Tasks to carry out:
[1] Copy word for word the part of the fishing answers that opens with the words containing "Answer by tony2kuk" and closes with "of the problem.".
[2] In the fishing answers, how heavy must a largemouth bass be for Tcat to keep it instead of releasing it?
[3] Please continue the fishing answers from the point where they stop.

Text provided:
────────────────

Answer by topguntony
Ive’d fished offshore Texas and California, I’m with you. We are
all at fault, It seems its not an important enough issue to warrent
a stop to a maturing problem. When I’ve seen the gillnet boats that Japan has those nets are 100 miles long with floats and weights. the hole size is 4in approx. they’ll get every fish that can get caught in them. With GPS and infared Imagery it is not going any better until theres nothing left . When Large Tuna in Japan are sold a 250 lb. fish will top $ 60,000. There high demand.

Answer by tony2kuk
I’ve fished all over the place and it’s the same whereever you go. problem is as fish become more scarce people feel they have a “right” to keep them as they have had to put in a lot of effort. the worst offenders are tourists who fish once a year and have no understanding of the problem.
When i first started 20 odd years ago catching a fish was almost guaranteed average catch was about 5-10 a day easily. now your lucky to even get that a month.

Answer by Tcat
I’ve fished both fresh and salt water all around the world thanks to Uncle Sam…. and I know what you are talking about.
I have kids and I try to teach them how to be sportsman. I stress catch and release. Such as with largemouth bass… If it isn’t at least 12 pounds… its released. With catfish in rivers… they have to be at least 30 pounds or back in the water. Catfish in ponds… 15 pounds or back in the water. Granted, I do enjoy eating fish, but I have standards. And when it comes to teaching kids… I stress catch and release.

I also sponsor fishing derby’s for the kids of soldiers who are deployed to the Middle East. These derby’s are all catch and release. And we also have US Fish and Game or the local conservation office come and teach classes on conservation, wildlife and the environment.

I’m no tree hugger mind you, but I like to have the opportunity to walk in the woods… throw a line in the river, pond, lake, ocean, etc… and catch a nice fish….. and I truely enjoy the company of my kids when I’m not deployed doing it with me. If we don’t protect the things we have…. we won’t have them long.

Answer by Bennie Y
i guess i’m lucky for in my part of the country i don’t know what you’re talking about. I do agree that fish are harder to catch than they were 20 years ago, but if the conditions are right,(weather,boat traffic, etc.) I can catch fish just like we used to do. I also live on a small private lake where we restock (so I know fish are there) and fish in this lake are just as hard to catch as public waters if conditions are not right.

────────────────

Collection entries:

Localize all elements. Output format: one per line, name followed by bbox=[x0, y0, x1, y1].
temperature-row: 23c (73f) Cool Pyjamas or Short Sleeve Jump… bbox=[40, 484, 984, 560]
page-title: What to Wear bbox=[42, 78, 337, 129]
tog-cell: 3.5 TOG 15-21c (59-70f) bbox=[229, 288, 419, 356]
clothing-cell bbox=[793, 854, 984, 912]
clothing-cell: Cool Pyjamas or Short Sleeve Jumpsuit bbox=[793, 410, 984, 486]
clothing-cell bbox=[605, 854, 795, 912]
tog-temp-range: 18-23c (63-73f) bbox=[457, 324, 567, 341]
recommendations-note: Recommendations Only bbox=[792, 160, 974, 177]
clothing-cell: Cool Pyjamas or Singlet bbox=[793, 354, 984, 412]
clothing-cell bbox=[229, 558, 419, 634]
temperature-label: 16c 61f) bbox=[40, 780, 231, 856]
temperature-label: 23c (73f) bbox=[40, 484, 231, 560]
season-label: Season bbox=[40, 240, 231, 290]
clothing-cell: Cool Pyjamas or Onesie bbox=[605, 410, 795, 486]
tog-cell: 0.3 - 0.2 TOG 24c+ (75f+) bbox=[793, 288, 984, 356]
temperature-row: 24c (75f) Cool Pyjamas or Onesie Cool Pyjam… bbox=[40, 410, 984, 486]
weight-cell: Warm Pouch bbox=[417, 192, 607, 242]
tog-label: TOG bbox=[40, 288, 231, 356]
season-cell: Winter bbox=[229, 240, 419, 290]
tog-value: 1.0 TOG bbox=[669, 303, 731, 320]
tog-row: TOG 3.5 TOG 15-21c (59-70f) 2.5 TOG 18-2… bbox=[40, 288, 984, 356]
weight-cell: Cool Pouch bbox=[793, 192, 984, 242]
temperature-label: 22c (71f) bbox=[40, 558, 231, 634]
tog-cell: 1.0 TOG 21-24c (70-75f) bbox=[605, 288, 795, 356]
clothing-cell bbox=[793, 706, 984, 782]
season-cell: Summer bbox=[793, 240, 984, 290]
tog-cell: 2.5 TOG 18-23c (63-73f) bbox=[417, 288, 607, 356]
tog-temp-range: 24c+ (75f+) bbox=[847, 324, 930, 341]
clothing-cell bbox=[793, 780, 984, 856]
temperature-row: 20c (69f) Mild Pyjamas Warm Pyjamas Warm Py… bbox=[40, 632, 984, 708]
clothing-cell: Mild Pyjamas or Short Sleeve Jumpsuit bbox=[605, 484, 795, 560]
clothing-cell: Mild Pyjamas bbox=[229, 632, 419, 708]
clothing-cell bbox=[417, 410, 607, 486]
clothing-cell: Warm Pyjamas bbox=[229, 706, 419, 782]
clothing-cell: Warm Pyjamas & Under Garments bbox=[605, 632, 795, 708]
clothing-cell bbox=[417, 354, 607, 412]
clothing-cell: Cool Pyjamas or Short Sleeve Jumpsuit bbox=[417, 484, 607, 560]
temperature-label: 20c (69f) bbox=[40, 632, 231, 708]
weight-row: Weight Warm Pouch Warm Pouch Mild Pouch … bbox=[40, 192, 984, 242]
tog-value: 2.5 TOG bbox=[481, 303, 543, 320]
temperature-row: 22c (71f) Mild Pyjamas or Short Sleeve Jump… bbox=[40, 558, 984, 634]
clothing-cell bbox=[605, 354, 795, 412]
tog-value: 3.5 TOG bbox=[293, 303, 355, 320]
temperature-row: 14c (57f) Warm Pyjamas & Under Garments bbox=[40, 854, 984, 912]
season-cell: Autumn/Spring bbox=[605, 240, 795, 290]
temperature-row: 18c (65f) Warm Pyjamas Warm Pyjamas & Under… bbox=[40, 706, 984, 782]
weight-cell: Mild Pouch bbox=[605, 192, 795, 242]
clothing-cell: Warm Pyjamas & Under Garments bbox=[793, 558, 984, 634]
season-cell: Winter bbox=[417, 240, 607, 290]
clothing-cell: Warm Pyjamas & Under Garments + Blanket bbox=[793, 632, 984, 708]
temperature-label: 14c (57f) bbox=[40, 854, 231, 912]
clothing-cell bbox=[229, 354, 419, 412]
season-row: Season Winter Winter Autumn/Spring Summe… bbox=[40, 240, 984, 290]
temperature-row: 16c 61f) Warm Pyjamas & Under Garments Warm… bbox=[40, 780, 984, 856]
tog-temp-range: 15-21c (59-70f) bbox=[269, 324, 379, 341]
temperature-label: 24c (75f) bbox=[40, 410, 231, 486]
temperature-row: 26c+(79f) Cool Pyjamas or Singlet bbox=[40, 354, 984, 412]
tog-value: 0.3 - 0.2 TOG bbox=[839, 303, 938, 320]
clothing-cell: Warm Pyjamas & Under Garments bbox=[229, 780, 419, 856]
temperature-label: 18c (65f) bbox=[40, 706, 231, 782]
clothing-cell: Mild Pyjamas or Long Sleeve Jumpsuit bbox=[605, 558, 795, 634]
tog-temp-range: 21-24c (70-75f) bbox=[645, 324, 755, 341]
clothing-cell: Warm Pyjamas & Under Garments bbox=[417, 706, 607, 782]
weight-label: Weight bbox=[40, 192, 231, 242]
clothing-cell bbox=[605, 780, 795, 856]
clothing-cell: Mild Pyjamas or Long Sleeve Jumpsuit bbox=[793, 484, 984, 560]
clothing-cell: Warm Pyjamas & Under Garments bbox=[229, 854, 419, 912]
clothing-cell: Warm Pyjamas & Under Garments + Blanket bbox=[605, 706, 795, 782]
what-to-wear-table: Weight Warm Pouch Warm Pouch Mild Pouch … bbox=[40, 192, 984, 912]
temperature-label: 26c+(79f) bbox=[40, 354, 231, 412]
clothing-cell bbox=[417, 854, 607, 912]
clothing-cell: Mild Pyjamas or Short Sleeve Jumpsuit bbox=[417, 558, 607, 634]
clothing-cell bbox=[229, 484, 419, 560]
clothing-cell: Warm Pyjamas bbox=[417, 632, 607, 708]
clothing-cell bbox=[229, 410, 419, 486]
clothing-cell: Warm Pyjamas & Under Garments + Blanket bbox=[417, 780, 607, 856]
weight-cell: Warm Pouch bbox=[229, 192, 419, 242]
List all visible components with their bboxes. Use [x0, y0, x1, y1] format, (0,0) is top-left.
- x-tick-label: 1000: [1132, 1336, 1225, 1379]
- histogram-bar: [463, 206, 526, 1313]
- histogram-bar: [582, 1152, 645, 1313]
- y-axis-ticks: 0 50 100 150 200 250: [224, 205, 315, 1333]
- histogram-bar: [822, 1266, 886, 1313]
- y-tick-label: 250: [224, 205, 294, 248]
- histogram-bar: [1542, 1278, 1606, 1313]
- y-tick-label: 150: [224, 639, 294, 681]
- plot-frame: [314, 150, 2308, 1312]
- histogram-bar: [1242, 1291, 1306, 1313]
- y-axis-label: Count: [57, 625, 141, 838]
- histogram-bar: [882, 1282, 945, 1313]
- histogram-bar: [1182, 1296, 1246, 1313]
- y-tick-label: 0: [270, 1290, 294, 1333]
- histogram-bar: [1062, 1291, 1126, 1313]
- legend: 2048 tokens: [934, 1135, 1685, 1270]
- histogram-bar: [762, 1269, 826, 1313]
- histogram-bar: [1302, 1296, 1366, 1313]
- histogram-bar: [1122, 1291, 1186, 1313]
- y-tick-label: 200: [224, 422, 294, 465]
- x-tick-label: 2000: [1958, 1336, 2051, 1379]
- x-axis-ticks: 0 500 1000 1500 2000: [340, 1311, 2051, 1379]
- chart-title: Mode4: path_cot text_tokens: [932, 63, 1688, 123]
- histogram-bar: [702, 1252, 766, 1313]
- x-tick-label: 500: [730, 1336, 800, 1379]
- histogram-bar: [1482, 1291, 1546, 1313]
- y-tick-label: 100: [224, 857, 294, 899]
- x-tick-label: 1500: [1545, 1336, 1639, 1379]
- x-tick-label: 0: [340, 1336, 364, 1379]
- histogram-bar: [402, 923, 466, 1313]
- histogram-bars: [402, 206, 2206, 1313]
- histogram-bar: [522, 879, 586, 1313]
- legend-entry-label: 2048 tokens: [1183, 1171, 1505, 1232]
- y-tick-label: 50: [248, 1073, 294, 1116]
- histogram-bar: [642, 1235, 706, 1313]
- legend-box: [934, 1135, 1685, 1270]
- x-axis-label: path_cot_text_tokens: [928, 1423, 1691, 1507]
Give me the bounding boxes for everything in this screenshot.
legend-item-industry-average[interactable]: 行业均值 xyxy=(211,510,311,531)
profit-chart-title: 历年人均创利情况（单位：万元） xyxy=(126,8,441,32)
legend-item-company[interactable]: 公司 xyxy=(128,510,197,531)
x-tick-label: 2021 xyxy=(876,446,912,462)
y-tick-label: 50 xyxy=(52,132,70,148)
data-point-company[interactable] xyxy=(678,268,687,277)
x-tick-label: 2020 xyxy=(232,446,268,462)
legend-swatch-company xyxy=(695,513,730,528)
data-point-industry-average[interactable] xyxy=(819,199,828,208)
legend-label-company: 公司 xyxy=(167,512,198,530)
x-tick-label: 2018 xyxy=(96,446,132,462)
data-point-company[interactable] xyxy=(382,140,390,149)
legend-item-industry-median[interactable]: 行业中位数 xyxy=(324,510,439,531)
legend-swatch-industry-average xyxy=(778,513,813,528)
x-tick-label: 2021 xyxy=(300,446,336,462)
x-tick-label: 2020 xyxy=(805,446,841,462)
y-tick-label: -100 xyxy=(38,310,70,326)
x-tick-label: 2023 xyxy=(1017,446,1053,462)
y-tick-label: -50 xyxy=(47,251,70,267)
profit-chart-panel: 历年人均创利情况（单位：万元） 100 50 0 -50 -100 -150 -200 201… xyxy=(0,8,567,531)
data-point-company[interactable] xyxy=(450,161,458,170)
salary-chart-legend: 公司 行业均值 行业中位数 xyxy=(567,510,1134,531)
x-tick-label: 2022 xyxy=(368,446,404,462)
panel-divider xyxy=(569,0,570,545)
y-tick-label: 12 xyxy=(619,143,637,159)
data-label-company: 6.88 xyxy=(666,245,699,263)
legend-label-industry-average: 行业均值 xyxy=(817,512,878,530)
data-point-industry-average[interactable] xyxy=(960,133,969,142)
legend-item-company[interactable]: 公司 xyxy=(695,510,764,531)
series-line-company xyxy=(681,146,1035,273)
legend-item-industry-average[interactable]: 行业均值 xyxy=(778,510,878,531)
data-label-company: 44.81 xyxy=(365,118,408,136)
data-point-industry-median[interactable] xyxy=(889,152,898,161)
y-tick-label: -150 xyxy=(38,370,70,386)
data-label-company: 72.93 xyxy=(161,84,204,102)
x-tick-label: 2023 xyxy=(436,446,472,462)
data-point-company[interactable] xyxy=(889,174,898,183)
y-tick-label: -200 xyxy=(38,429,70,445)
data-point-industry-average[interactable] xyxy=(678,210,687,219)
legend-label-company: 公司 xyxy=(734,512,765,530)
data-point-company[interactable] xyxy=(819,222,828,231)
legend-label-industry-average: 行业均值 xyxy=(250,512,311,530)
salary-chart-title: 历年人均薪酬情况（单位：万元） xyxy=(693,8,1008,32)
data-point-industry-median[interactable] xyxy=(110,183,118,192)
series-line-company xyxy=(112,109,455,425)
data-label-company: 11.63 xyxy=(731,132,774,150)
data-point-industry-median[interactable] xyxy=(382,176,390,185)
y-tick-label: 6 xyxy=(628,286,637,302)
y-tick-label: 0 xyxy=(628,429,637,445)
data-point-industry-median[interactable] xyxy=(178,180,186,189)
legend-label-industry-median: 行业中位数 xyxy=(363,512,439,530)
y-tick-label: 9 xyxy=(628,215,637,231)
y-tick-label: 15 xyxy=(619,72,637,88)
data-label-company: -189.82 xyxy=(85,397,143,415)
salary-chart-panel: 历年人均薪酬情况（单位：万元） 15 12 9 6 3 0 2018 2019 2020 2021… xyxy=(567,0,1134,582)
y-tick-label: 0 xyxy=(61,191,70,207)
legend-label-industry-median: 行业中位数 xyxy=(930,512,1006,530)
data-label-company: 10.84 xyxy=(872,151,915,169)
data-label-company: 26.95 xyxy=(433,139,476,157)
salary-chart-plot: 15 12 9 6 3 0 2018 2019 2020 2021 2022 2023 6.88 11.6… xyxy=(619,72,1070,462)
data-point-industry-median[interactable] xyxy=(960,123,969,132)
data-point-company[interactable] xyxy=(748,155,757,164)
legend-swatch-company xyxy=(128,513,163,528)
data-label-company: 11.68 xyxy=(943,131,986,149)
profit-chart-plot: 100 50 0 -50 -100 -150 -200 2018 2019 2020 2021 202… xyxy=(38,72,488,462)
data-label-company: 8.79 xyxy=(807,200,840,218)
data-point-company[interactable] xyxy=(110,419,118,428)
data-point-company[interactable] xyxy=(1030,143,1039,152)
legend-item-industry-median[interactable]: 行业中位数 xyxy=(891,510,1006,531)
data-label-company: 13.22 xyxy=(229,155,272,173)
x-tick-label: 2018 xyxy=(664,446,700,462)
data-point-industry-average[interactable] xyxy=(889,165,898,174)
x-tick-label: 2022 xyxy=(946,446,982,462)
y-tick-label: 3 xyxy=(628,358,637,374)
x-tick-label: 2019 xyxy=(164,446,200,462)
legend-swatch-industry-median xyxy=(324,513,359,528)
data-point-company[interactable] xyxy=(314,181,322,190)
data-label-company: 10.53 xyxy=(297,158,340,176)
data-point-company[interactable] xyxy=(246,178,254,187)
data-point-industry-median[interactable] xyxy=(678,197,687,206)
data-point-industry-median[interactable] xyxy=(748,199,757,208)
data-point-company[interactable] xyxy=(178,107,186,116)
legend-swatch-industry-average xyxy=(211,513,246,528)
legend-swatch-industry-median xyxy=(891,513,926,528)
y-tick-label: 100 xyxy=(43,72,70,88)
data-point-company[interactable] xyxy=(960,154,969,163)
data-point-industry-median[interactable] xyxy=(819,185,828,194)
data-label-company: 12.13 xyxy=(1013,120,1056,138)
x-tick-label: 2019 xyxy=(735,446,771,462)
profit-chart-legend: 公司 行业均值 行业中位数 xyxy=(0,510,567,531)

────────────────

Exercise responses:
[1]
Answer by tony2kuk
I’ve fished all over the place and it’s the same whereever you go. problem is as fish become more scarce people feel they have a “right” to keep them as they have had to put in a lot of effort. the worst offenders are tourists who fish once a year and have no understanding of the problem.

[2] At least 12 pounds.

[3]
Answer by kspring1949
i have found that people who keep fish that are to small use the wrong kind of hooks or wait to long to set the hooks. it would be nice if people would become better informed about fishing before they actually start to fish. i have used treble hooks but i am starting to get away from them because they are to hard to take out and i usually end up catching fish that are to small to keep

Answer by OLDSMOBOMB 1996
I think a big part of the problem is that there’s not enough game wardens ( or Tree Cops ) as I like to call ’em, to go around and check for licenses or do creel surveys.
I have been fishing for 35 years and have been asked for my fishing license only twice.
Meanwhile I couldn’t count on both hands and feet how many times I’ve seen people with a total disregard for proper fishing etiquette…ie FOLLOWING THE RULES. It really is a shame, but unless the regulations are enforced more often so that there is a greater chance of getting caught, people will continue to be A-Holes. All we can do is try to guilt them into doing the right things.

Answer by huh?
Don’t you think that commercial fishing outfits, where they net any and everything, do much more damage to the aquatic ecological system than your average surf-fisher, or even the sports-fishing boats? That is where my concern lies. BUT people are so reckless about all of our ecological systems. It’s that instant gratification, I can do what I want attitude. I do fish responsibly. Things are changing, we cannot deny that. I have heard stories of blue fish running so thick and close to the shore that you could walk on the water. But in my 12 years of surf-fishing, I have never witnessed that.
Just show by example that you are doing the right thing. Maybe it will catch on.

Answer by cashcobra
I don’t know it is really sad though.